◆ **Testo del documento**:
________________
La Champagne vede nero

La Champagne vede nero

La Francia in presa diretta
di Samuel Cogliati Gorlier
27 gennaio 2026

Numeri in calo, bilanci in negativo, previsioni pessimistiche, scioperi inediti: l’economia di Reims, Épernay e Troyes registra un 2025 di crisi, in continuità con il biennio precedente.

Da sempre, la Champagne è un termometro sensibile dell’economia mondiale. E a quanto pare il pianeta vino (ma non solo) ha la febbre. Guerre in corso, crisi economiche e diplomatiche, instabilità, politiche e dazi trumpiani fuori controllo...Tra molteplici difficoltà, il 2025 champenois si chiude con un nuovo risultato negativo. 

I dati generali delle vendite non sono forse in sé allarmanti, ma fanno comunque segnare un –2,1% rispetto al 2024, a sua volta negativo del 9,1% rispetto al 2023, esso stesso in calo dell’8,1% sul 2022. Insomma, l’euforico rimbalzo post-covid è definitivamente esaurito e archiviato.
________________
(Voci archiviate)
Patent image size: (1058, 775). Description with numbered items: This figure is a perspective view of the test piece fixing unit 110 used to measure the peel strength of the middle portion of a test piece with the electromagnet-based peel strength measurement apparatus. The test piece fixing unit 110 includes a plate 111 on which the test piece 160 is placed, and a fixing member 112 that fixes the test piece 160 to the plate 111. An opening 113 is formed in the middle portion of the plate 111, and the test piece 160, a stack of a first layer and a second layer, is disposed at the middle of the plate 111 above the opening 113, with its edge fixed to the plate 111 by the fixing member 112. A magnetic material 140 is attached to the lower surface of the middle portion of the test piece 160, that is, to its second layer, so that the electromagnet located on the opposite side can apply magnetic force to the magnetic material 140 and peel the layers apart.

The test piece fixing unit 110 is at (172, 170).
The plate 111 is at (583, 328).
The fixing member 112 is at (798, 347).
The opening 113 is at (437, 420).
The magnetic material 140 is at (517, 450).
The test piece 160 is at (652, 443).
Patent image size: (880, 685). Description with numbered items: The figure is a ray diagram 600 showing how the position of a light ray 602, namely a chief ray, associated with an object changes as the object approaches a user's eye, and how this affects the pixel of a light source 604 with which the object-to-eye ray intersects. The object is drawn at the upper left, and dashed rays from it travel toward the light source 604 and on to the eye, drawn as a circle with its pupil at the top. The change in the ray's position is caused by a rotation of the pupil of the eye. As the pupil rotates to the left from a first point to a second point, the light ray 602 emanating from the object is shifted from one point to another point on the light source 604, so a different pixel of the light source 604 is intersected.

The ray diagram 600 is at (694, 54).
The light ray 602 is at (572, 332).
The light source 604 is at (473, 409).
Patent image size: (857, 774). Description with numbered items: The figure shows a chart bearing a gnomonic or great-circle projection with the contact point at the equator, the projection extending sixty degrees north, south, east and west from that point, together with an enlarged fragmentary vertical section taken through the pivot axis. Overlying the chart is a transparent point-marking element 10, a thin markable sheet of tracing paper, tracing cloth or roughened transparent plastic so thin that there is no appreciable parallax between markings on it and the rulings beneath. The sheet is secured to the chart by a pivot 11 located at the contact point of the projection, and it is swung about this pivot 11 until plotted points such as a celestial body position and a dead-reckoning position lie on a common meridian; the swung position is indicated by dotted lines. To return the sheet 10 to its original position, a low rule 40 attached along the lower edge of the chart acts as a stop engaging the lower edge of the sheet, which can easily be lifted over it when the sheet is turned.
________________
◆ **Consegna**: Riporta alla lettera il passo dell'articolo sulla Champagne da "Numeri in calo, bilanci" fino a "esaurito e archiviato." compreso.

◆ **Spazio risposta**:
Numeri in calo, bilanci in negativo, previsioni pessimistiche, scioperi inediti: l’economia di Reims, Épernay e Troyes registra un 2025 di crisi, in continuità con il biennio precedente.

Da sempre, la Champagne è un termometro sensibile dell’economia mondiale. E a quanto pare il pianeta vino (ma non solo) ha la febbre. Guerre in corso, crisi economiche e diplomatiche, instabilità, politiche e dazi trumpiani fuori controllo...Tra molteplici difficoltà, il 2025 champenois si chiude con un nuovo risultato negativo. 

I dati generali delle vendite non sono forse in sé allarmanti, ma fanno comunque segnare un –2,1% rispetto al 2024, a sua volta negativo del 9,1% rispetto al 2023, esso stesso in calo dell’8,1% sul 2022. Insomma, l’euforico rimbalzo post-covid è definitivamente esaurito e archiviato.